• PROBLEM DETAILS:
Retype the rows from the first line through the line that contains "radio-label: I am not", keeping both ends and changing nothing.

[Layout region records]
##########

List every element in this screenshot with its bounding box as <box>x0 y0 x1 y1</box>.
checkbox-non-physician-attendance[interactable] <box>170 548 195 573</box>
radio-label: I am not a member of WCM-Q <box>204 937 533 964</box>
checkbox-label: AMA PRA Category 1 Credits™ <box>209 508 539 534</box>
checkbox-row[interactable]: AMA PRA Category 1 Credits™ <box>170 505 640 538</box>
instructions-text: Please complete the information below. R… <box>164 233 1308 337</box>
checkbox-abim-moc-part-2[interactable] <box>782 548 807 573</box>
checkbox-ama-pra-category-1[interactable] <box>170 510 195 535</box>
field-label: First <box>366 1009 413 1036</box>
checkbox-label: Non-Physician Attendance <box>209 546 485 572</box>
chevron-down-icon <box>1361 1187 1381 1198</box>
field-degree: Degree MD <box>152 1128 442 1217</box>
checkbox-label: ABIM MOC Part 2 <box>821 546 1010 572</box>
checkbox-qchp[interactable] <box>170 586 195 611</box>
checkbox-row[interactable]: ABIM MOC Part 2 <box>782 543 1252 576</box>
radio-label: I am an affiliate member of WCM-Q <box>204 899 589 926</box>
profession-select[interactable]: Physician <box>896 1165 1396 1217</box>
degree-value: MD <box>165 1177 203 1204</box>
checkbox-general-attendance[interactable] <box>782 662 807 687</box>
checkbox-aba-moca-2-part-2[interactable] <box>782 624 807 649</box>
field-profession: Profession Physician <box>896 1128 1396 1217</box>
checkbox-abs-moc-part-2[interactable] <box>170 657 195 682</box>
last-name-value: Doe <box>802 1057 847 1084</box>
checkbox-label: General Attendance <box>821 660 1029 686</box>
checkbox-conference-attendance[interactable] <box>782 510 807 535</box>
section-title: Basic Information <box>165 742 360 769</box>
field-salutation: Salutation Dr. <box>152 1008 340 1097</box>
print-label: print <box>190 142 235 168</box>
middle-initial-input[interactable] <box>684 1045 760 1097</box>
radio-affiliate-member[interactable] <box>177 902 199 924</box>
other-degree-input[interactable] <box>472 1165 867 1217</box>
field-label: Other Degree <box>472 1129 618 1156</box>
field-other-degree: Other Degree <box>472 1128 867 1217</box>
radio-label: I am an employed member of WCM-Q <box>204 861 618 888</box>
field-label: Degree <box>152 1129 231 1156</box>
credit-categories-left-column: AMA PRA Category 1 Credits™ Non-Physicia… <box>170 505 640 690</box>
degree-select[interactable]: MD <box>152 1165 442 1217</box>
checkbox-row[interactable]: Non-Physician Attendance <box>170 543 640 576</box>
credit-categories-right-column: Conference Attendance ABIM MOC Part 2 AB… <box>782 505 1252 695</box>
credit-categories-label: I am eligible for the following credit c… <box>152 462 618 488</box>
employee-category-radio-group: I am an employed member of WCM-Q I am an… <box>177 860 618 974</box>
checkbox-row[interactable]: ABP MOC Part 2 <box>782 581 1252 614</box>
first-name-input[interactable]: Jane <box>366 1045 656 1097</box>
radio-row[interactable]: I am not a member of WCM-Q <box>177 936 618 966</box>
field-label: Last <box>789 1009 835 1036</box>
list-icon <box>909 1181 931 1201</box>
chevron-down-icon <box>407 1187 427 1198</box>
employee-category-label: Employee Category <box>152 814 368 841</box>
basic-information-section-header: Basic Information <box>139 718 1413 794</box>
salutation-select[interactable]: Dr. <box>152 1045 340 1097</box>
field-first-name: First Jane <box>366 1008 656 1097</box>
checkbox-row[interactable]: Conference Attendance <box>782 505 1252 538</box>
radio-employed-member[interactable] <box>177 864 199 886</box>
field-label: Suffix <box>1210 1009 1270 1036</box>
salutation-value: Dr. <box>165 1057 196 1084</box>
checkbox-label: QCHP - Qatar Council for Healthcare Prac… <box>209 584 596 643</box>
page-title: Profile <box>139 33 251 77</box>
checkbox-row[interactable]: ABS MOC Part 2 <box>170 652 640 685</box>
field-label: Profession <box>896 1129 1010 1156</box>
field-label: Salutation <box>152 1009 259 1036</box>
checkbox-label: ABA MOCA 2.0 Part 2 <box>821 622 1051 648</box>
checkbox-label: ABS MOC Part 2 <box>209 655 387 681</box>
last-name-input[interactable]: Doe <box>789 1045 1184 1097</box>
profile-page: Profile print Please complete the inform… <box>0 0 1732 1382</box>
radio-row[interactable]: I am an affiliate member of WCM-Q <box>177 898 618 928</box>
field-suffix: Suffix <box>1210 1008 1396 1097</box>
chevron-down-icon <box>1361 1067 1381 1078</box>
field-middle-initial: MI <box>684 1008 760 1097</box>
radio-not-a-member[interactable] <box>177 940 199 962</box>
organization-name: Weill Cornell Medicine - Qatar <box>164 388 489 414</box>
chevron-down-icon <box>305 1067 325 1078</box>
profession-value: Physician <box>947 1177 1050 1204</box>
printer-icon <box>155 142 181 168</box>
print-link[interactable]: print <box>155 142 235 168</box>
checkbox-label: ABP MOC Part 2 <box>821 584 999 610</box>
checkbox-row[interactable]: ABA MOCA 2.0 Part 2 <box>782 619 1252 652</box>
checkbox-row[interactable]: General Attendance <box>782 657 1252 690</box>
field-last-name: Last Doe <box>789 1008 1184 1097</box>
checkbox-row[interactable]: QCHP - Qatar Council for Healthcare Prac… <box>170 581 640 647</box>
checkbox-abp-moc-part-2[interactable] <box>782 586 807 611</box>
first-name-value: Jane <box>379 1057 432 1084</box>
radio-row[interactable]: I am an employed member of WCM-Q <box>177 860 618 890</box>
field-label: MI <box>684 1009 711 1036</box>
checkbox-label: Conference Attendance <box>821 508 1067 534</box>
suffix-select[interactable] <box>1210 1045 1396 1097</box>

##########

• WRITTEN RESPONSE:
List every element in this screenshot with its bounding box as <box>x0 y0 x1 y1</box>.
checkbox-non-physician-attendance[interactable] <box>170 548 195 573</box>
radio-label: I am not a member of WCM-Q <box>204 937 533 964</box>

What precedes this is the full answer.